AUFGABEN:
#1 Schreibe aus dem Text über negative Philosophie die Stelle ab, die mit „Negative Philosophie: Die“ beginnt und bis einschließlich „auf direktem Weg.“ reicht.
#2 Zähle alle Angaben auf, die im Text über negative Philosophie mit „Ohne“ beginnen.
#3 Führe den Text über negative Philosophie nach seinem letzten Satz weiter.

TEXTAUSSCHNITT:
##########

Negative Philosophie: Die geistige Reise ans Ende der Lügen
220 Seiten
Negative Philosophie ist der geistige Weg nach Hause. Ohne großes Tamtam. Ohne esoterische Floskeln. Ohne Räucherstäbchen. Klar und nüchtern, auf direktem Weg.
Blick ins Buch
Wahres Erkennen
“Diese meine dionysische Welt des Ewig-sich-selber-Schaffens, des Ewig-sich-selber-Zerstörens … dies mein Jenseits von Gut und Böse, ohne Ziel, wenn nicht im Glück des Kreises ein Ziel liegt … Wollt ihr einen Namen für diese Welt? … Ein Licht für euch, ihr Verborgensten, Stärksten, Unerschrockensten, Mitternächtlichsten? … Diese Welt ist der Wille zur Macht – und nichts außerdem! Und auch ihr seid dieser Wille zur Macht – und nichts außerdem!“
F. Nietzsche
Philosophie, die das Selbst verbessern will, ist als Philosophie verkleidete Psychologie. Philosophie, die die Welt verbessern will, ist als Philosophie verkleidete Politik. Wahre Philosophie ist der Wille zur Erkenntnis. Oder mit Nietzsche gesagt: der Wille zur Macht der Erkenntnis. Es kann dem Philosophierenden daher gar nicht um Veränderung des Status Quo gehen. Denn der Status Quo wird geopfert. Der Erkenntnisdrang beruht schließlich auf der Prämisse, dass ein Erkennen nötig und auch möglich ist. Dies aber setzt voraus, dass alles noch zu Erkennende gegenwärtig noch verkannt oder unbekannt ist.
Was aber das Erkennen des Ver- oder Unbekannten verändern wird, das weiß der Philosophierende nicht. Es mag das Selbst oder die Welt verbessern oder verschlechtern, er weiß es nicht und kann es auch nicht wissen. Das ist der Preis, den wahre Philosophie einfordert. Der Philosophierende muss sein Selbst opfern, er muss die Welt opfern um der Erkenntnis willen. Und zwar nicht einmal, sondern immerfort. Der Status Quo als bestehendes Selbst, als bestehende Welt wird hingegeben. Was bleibt, ist Meister Eckharts „ewige Geburt“.
Wahre Philosophie ist daher das Schreckgespinst aller übrigen Wissenschaften. Vielleicht von der Quantenphysik einmal abgesehen, schafft Wissenschaft ja ein Mehr an vermeintlichem Wissen. Der Status Quo wird nicht geopfert, sondern mit Wissen bereichert. Daraus erklärt sich auch der Status Quo der Wissenschaftler selbst. Denn sie bereichern auch sich selbst mithilfe des geschaffenen Wissens, statt sich selbst zu opfern im Zuge der Erkenntnis. Daher werden wahrhaft Philosophierende von der bestehenden Welt samt der Wissenschaft verunglimpft.

##########

AUSGANGSDATEN:

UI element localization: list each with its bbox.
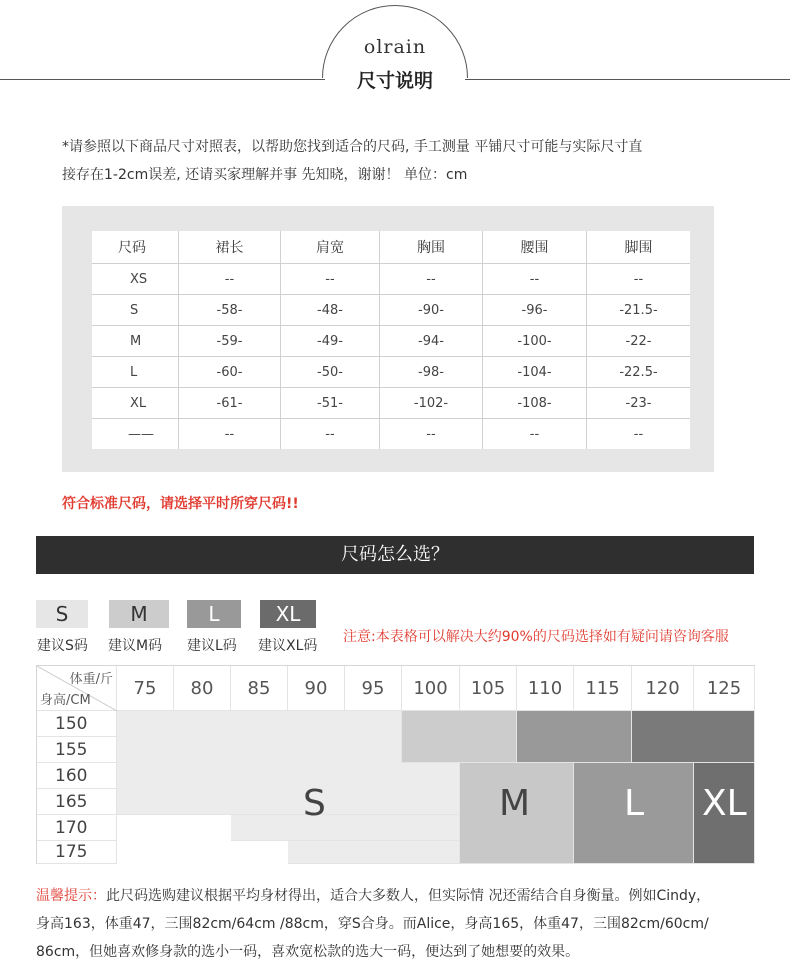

##########

LÖSUNGEN:
#1
Negative Philosophie: Die geistige Reise ans Ende der Lügen
220 Seiten
Negative Philosophie ist der geistige Weg nach Hause. Ohne großes Tamtam. Ohne esoterische Floskeln. Ohne Räucherstäbchen. Klar und nüchtern, auf direktem Weg.

#2
Ohne großes Tamtam
Ohne esoterische Floskeln
Ohne Räucherstäbchen

#3
Meister Eckhart ist ein gutes Beispiel dafür. Er gilt ja nur als Mystiker, weil dies ermöglicht, seine philosophischen Erkenntnisse als unwissenschaftlich abzustempeln. Er ist schlichtweg zu weit gegangen, er hat das Bestehende gefährdet, er hat sein Selbst, er hat die Welt geopfert um der Erkenntnis willen. Da fängt Wissenschaft eigentlich erst an. Die bestehende Welt aber will davon nichts hören und darf es auch nicht, will sie weiter bestehen.
Autarkie
Also sprach die alte Seele:
Der törichte Narr strebt nach weltlicher Macht: Er sammelt Trophäen für die Ewigkeit.
Die alte Seele strebt nach spiritueller Macht: Er sammelt existentielle Erkenntnis für die Ewigkeit.
Der Übermensch steht jenseits seiner selbst: Er steht selbst jenseits der Ewigkeit.
Als Mensch ist er ganz und gar Mensch, hier weise, dort töricht, hier Sammler, dort Jäger, hier lustig, dort traurig, hier erhaben, dort dem Sumpf des Daseins erlegen.
In der Wahrheit steht der Übermensch – im wahren Wesen aller Erscheinung. Im wahren Wesen des Menschen, als der er erscheint.
Was faselt Ihr von Schicksal?
Dein wahres Wesen ist Dein Schicksal. Alles menschliche Schicksal ist Spiel von Form und Zeit. Alles Werden ist Spiel von Erde und Wasser und Feuer und Wind.
Du musst nicht lernen, dein menschliches Schicksal zu akzeptieren – oder gar zu wollen. Akzeptanz macht froh, aber sie befreit nicht. Sowenig wie das Wollen. Nichts befreit. Niemand wird befreit. Weil es nichts und niemanden zu befreien gibt.
Was ist denn Autarkie? Leben ohne Dich.
Was ist denn Ewigkeit? Sein ohne Welt.
Was ist denn Freiheit? Werden ohne Gewordenes.
Jene „hundertfältig erfahrene Unlust der Abhängigkeit, der Ohnmacht“ – sie wird durch den Willen zur Macht nicht aufgelöst, sondern im Spiel gehalten. Nur wo die Ohnmacht sein darf, als was auch immer sie erscheint, kann sie sich zurückverwandeln in ihr wahres Wesen. Ihr Schicksal liegt in Deinen Händen. So wie Deines in ihren Händen liegt. Begreifst Du das? Du wirst nicht frei, indem du sie loswirst. Du wirst frei in ihr. Sobald Du sie frei lässt in Dir.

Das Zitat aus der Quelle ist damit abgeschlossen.